RECORDED INFORMATION:
•••

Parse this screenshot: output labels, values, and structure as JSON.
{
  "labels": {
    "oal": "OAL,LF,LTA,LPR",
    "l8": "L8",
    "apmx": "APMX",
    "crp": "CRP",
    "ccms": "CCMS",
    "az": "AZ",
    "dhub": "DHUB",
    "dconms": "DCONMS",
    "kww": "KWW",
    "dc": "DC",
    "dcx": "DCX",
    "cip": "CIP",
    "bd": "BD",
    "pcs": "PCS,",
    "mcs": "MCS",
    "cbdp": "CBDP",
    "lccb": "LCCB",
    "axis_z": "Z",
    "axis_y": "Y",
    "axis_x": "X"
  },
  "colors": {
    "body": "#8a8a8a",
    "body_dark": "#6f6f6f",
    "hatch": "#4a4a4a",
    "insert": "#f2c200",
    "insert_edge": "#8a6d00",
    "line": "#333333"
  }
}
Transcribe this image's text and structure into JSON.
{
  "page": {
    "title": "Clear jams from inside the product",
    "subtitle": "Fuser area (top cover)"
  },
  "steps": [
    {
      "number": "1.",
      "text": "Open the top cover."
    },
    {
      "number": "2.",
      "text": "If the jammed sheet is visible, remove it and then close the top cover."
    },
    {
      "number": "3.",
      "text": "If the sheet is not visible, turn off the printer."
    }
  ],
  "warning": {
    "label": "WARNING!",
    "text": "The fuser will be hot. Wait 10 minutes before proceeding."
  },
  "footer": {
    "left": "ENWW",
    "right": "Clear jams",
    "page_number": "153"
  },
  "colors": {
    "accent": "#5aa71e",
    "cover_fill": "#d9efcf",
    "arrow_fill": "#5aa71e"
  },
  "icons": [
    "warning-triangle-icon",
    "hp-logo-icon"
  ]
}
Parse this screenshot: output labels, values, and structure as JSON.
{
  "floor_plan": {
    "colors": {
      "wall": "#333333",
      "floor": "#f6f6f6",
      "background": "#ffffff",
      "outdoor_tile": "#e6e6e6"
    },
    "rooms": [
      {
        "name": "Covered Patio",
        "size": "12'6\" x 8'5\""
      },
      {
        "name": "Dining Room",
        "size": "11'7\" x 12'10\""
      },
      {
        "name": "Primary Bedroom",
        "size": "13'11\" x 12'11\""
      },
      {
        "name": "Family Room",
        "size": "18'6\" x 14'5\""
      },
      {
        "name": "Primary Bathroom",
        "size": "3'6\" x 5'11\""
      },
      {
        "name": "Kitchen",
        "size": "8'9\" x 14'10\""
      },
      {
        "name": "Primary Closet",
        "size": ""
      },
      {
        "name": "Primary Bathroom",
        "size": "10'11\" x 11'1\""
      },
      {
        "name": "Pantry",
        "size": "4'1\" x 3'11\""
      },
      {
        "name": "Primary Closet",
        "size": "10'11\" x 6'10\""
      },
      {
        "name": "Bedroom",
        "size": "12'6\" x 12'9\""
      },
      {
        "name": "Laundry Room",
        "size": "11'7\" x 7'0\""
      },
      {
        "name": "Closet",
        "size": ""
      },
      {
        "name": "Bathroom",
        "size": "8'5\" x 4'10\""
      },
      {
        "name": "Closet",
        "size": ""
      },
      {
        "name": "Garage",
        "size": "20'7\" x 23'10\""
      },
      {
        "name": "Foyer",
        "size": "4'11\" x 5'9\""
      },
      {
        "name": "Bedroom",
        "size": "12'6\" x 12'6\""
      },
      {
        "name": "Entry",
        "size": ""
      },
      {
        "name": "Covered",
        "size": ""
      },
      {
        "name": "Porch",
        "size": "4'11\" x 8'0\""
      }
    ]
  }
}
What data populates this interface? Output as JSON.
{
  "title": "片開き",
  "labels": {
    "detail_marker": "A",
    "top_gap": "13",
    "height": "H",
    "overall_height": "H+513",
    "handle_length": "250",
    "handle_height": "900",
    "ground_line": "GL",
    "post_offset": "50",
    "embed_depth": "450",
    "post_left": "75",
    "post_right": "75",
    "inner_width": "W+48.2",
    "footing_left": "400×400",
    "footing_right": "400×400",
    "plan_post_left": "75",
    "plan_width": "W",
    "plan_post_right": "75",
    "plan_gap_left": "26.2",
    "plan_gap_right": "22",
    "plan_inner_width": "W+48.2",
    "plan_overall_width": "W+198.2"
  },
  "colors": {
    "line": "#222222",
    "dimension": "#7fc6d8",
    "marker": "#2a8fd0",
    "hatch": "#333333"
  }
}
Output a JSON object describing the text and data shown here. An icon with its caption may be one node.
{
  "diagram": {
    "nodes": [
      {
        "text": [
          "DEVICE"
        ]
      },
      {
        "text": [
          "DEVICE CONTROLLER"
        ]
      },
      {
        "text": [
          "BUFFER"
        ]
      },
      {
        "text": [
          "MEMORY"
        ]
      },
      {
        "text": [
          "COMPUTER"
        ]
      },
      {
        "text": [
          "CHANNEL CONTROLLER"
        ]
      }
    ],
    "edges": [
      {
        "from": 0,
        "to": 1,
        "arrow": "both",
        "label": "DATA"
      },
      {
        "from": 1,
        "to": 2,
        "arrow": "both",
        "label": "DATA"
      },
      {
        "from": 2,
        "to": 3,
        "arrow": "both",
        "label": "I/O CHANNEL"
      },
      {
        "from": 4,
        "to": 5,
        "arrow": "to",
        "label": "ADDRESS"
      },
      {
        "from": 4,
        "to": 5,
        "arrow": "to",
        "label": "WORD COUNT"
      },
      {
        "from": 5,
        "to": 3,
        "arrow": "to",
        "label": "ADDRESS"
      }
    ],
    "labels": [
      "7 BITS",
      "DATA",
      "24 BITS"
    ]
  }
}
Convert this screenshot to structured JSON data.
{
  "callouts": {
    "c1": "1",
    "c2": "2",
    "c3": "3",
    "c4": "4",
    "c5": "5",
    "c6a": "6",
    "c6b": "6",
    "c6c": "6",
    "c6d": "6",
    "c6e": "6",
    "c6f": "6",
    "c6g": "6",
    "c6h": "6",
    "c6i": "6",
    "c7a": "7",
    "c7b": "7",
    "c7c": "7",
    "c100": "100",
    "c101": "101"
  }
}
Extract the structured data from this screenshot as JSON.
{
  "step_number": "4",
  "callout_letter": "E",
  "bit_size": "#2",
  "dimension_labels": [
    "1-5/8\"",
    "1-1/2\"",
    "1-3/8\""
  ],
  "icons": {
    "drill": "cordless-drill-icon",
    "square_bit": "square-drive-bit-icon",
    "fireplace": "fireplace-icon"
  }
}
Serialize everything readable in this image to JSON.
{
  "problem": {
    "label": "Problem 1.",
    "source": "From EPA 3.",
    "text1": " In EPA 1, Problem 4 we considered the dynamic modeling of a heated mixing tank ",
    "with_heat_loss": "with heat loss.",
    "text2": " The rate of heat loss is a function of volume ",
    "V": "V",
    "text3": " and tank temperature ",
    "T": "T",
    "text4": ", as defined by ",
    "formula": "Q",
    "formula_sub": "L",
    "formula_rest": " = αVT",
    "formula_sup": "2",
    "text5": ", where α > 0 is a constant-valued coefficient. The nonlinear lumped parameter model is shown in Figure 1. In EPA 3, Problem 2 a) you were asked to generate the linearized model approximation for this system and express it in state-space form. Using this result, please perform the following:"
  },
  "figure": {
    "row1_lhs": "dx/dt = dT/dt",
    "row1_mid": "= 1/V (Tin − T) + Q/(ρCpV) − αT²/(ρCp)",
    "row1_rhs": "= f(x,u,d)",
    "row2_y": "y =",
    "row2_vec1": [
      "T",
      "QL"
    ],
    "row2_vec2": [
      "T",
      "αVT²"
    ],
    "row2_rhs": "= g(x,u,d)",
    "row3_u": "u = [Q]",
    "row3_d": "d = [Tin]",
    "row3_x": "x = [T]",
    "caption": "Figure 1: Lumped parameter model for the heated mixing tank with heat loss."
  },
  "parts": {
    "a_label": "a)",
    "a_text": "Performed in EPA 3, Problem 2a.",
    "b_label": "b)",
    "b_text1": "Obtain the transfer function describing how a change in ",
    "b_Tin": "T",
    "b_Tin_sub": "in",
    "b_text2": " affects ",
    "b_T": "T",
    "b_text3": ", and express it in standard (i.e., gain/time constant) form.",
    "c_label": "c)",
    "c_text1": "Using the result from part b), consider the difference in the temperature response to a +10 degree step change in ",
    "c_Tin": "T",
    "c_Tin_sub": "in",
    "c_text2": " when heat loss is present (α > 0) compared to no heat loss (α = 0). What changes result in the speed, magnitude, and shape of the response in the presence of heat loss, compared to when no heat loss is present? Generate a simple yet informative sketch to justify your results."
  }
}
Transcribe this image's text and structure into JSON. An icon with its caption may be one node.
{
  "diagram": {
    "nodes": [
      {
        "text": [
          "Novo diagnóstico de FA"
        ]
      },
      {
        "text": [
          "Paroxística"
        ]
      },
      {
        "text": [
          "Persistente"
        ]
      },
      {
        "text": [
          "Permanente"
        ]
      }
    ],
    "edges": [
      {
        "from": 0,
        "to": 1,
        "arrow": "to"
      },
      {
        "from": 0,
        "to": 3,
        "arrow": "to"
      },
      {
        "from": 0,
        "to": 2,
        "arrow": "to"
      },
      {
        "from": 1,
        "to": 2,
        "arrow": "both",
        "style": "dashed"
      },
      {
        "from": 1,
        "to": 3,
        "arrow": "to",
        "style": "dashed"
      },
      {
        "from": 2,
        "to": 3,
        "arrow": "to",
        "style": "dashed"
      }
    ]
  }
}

•••

DIRECTIONS FOR THIS TASK: Pull out all lines of the data with the string "image".

RESULT:
Transcribe this image's text and structure into JSON.
Serialize everything readable in this image to JSON.
Transcribe this image's text and structure into JSON. An icon with its caption may be one node.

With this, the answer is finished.